Data listing:
──────
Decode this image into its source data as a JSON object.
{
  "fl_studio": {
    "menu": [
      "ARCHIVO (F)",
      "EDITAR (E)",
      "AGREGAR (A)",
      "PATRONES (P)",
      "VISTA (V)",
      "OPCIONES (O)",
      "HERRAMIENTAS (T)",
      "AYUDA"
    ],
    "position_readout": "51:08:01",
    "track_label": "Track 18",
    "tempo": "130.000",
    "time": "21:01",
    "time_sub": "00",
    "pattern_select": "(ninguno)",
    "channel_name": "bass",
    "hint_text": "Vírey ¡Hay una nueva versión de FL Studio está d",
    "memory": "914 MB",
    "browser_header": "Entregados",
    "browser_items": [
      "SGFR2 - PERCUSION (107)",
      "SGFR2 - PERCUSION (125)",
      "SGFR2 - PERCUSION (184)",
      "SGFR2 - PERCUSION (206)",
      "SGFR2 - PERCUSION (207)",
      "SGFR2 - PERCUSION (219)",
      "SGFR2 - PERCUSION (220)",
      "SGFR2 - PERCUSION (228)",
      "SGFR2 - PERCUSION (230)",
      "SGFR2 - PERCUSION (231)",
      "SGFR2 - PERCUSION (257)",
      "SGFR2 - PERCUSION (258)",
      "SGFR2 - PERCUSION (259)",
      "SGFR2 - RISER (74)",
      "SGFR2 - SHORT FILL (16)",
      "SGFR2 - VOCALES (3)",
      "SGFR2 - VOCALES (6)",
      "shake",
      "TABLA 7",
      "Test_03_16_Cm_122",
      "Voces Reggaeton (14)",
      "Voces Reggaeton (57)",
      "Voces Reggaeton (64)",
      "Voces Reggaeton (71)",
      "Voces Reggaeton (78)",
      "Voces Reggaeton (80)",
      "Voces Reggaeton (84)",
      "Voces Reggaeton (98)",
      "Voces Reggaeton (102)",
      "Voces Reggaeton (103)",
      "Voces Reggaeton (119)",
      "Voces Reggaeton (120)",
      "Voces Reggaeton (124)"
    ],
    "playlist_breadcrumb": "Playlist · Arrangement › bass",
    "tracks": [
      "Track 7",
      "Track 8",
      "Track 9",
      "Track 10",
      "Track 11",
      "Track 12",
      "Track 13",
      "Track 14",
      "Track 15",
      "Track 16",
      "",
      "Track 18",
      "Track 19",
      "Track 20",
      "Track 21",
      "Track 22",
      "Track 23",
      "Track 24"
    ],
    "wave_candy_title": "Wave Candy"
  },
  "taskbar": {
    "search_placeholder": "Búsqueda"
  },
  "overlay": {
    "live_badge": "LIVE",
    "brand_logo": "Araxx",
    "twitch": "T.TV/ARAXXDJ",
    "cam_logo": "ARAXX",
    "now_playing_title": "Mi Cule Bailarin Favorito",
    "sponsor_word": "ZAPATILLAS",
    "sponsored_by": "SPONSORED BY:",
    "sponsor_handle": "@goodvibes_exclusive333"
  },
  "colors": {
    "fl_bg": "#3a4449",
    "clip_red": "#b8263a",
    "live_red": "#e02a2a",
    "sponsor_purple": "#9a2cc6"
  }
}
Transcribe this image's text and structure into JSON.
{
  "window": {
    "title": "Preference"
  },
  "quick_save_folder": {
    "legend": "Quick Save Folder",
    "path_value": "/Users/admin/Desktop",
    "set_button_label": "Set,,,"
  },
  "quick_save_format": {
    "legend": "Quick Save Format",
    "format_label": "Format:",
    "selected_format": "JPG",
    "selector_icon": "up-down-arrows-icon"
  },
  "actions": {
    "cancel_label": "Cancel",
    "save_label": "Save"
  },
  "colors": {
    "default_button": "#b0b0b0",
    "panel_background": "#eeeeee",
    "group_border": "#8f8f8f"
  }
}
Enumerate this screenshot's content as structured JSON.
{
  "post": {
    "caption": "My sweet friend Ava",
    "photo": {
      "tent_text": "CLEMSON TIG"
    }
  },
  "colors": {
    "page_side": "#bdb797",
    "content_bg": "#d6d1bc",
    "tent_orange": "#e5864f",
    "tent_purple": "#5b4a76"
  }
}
──────
What is being asked ▸
Transcribe every entry exactly.

Full answer ▸
Decode this image into its source data as a JSON object.
{
  "fl_studio": {
    "menu": [
      "ARCHIVO (F)",
      "EDITAR (E)",
      "AGREGAR (A)",
      "PATRONES (P)",
      "VISTA (V)",
      "OPCIONES (O)",
      "HERRAMIENTAS (T)",
      "AYUDA"
    ],
    "position_readout": "51:08:01",
    "track_label": "Track 18",
    "tempo": "130.000",
    "time": "21:01",
    "time_sub": "00",
    "pattern_select": "(ninguno)",
    "channel_name": "bass",
    "hint_text": "Vírey ¡Hay una nueva versión de FL Studio está d",
    "memory": "914 MB",
    "browser_header": "Entregados",
    "browser_items": [
      "SGFR2 - PERCUSION (107)",
      "SGFR2 - PERCUSION (125)",
      "SGFR2 - PERCUSION (184)",
      "SGFR2 - PERCUSION (206)",
      "SGFR2 - PERCUSION (207)",
      "SGFR2 - PERCUSION (219)",
      "SGFR2 - PERCUSION (220)",
      "SGFR2 - PERCUSION (228)",
      "SGFR2 - PERCUSION (230)",
      "SGFR2 - PERCUSION (231)",
      "SGFR2 - PERCUSION (257)",
      "SGFR2 - PERCUSION (258)",
      "SGFR2 - PERCUSION (259)",
      "SGFR2 - RISER (74)",
      "SGFR2 - SHORT FILL (16)",
      "SGFR2 - VOCALES (3)",
      "SGFR2 - VOCALES (6)",
      "shake",
      "TABLA 7",
      "Test_03_16_Cm_122",
      "Voces Reggaeton (14)",
      "Voces Reggaeton (57)",
      "Voces Reggaeton (64)",
      "Voces Reggaeton (71)",
      "Voces Reggaeton (78)",
      "Voces Reggaeton (80)",
      "Voces Reggaeton (84)",
      "Voces Reggaeton (98)",
      "Voces Reggaeton (102)",
      "Voces Reggaeton (103)",
      "Voces Reggaeton (119)",
      "Voces Reggaeton (120)",
      "Voces Reggaeton (124)"
    ],
    "playlist_breadcrumb": "Playlist · Arrangement › bass",
    "tracks": [
      "Track 7",
      "Track 8",
      "Track 9",
      "Track 10",
      "Track 11",
      "Track 12",
      "Track 13",
      "Track 14",
      "Track 15",
      "Track 16",
      "",
      "Track 18",
      "Track 19",
      "Track 20",
      "Track 21",
      "Track 22",
      "Track 23",
      "Track 24"
    ],
    "wave_candy_title": "Wave Candy"
  },
  "taskbar": {
    "search_placeholder": "Búsqueda"
  },
  "overlay": {
    "live_badge": "LIVE",
    "brand_logo": "Araxx",
    "twitch": "T.TV/ARAXXDJ",
    "cam_logo": "ARAXX",
    "now_playing_title": "Mi Cule Bailarin Favorito",
    "sponsor_word": "ZAPATILLAS",
    "sponsored_by": "SPONSORED BY:",
    "sponsor_handle": "@goodvibes_exclusive333"
  },
  "colors": {
    "fl_bg": "#3a4449",
    "clip_red": "#b8263a",
    "live_red": "#e02a2a",
    "sponsor_purple": "#9a2cc6"
  }
}
Transcribe this image's text and structure into JSON.
{
  "window": {
    "title": "Preference"
  },
  "quick_save_folder": {
    "legend": "Quick Save Folder",
    "path_value": "/Users/admin/Desktop",
    "set_button_label": "Set,,,"
  },
  "quick_save_format": {
    "legend": "Quick Save Format",
    "format_label": "Format:",
    "selected_format": "JPG",
    "selector_icon": "up-down-arrows-icon"
  },
  "actions": {
    "cancel_label": "Cancel",
    "save_label": "Save"
  },
  "colors": {
    "default_button": "#b0b0b0",
    "panel_background": "#eeeeee",
    "group_border": "#8f8f8f"
  }
}
Enumerate this screenshot's content as structured JSON.
{
  "post": {
    "caption": "My sweet friend Ava",
    "photo": {
      "tent_text": "CLEMSON TIG"
    }
  },
  "colors": {
    "page_side": "#bdb797",
    "content_bg": "#d6d1bc",
    "tent_orange": "#e5864f",
    "tent_purple": "#5b4a76"
  }
}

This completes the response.